━━━ Exercise material
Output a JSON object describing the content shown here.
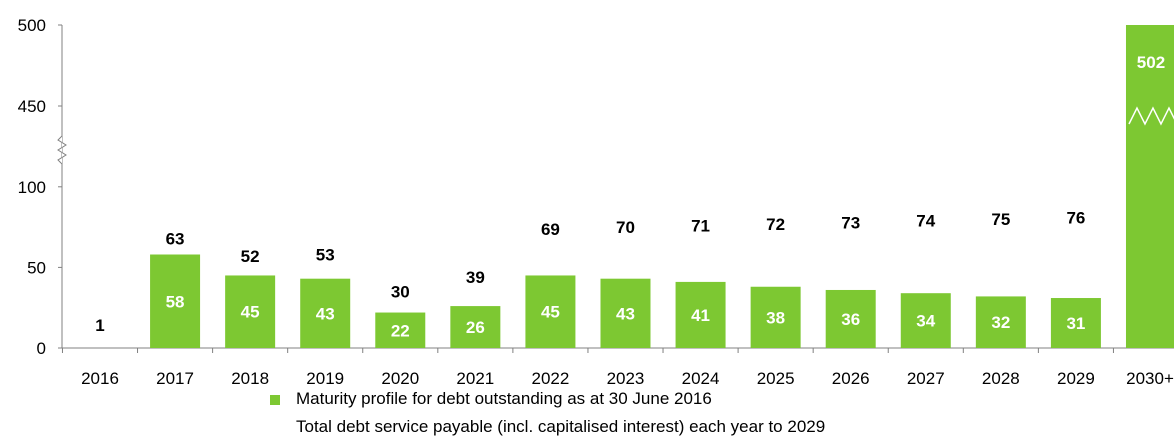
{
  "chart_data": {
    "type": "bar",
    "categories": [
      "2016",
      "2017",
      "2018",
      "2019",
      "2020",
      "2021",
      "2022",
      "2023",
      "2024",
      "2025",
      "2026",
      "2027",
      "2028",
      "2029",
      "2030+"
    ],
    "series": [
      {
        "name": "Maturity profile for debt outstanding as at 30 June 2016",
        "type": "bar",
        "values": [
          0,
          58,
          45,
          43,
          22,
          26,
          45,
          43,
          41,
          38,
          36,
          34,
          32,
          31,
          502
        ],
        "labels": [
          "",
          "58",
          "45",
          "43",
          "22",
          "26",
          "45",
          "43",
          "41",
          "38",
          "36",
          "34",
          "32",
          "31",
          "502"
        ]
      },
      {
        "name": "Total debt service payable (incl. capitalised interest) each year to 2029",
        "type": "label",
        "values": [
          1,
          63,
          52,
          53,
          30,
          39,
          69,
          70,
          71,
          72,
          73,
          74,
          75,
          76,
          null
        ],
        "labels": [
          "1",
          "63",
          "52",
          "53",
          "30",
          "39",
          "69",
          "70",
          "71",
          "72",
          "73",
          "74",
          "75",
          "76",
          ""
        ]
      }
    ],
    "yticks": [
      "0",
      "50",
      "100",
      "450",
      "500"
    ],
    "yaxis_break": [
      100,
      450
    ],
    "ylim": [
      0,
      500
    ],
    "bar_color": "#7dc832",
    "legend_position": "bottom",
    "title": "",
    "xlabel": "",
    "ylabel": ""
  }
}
━━━━━━
§ Prompt:
Take the records above and transcribe them exactly, dropping every picture.

§ Solution:
Output a JSON object describing the content shown here.
{
  "chart_data": {
    "type": "bar",
    "categories": [
      "2016",
      "2017",
      "2018",
      "2019",
      "2020",
      "2021",
      "2022",
      "2023",
      "2024",
      "2025",
      "2026",
      "2027",
      "2028",
      "2029",
      "2030+"
    ],
    "series": [
      {
        "name": "Maturity profile for debt outstanding as at 30 June 2016",
        "type": "bar",
        "values": [
          0,
          58,
          45,
          43,
          22,
          26,
          45,
          43,
          41,
          38,
          36,
          34,
          32,
          31,
          502
        ],
        "labels": [
          "",
          "58",
          "45",
          "43",
          "22",
          "26",
          "45",
          "43",
          "41",
          "38",
          "36",
          "34",
          "32",
          "31",
          "502"
        ]
      },
      {
        "name": "Total debt service payable (incl. capitalised interest) each year to 2029",
        "type": "label",
        "values": [
          1,
          63,
          52,
          53,
          30,
          39,
          69,
          70,
          71,
          72,
          73,
          74,
          75,
          76,
          null
        ],
        "labels": [
          "1",
          "63",
          "52",
          "53",
          "30",
          "39",
          "69",
          "70",
          "71",
          "72",
          "73",
          "74",
          "75",
          "76",
          ""
        ]
      }
    ],
    "yticks": [
      "0",
      "50",
      "100",
      "450",
      "500"
    ],
    "yaxis_break": [
      100,
      450
    ],
    "ylim": [
      0,
      500
    ],
    "bar_color": "#7dc832",
    "legend_position": "bottom",
    "title": "",
    "xlabel": "",
    "ylabel": ""
  }
}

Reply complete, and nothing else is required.